(Stored data)
╔══
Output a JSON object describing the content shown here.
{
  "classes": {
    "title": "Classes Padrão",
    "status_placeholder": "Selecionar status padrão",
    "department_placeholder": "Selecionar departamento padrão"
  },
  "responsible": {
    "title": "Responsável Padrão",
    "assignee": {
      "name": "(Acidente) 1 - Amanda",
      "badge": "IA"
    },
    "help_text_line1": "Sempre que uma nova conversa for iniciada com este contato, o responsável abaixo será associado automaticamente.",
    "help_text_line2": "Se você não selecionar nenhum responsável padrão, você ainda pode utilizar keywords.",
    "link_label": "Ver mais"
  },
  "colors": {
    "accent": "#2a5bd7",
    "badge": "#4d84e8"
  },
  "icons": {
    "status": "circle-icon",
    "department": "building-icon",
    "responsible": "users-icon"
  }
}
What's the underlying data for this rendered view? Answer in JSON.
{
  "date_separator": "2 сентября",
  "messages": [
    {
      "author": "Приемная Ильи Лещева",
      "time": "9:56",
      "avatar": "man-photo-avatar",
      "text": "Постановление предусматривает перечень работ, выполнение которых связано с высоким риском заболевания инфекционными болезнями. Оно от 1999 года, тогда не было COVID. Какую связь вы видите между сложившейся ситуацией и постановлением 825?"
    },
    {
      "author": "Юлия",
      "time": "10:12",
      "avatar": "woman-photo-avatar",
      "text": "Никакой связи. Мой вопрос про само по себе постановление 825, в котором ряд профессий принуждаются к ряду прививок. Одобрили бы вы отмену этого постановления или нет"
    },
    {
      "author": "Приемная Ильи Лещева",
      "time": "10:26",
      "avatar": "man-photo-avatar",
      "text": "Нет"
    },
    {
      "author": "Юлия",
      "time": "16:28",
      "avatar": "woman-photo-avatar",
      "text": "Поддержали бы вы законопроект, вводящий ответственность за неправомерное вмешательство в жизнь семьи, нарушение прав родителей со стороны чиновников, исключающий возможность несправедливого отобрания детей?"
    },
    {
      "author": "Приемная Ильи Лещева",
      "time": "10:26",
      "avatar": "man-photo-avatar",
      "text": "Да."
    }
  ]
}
╚══
Pull out every line in the data above that has the word "responsible".

  "responsible": {
    "responsible": "users-icon"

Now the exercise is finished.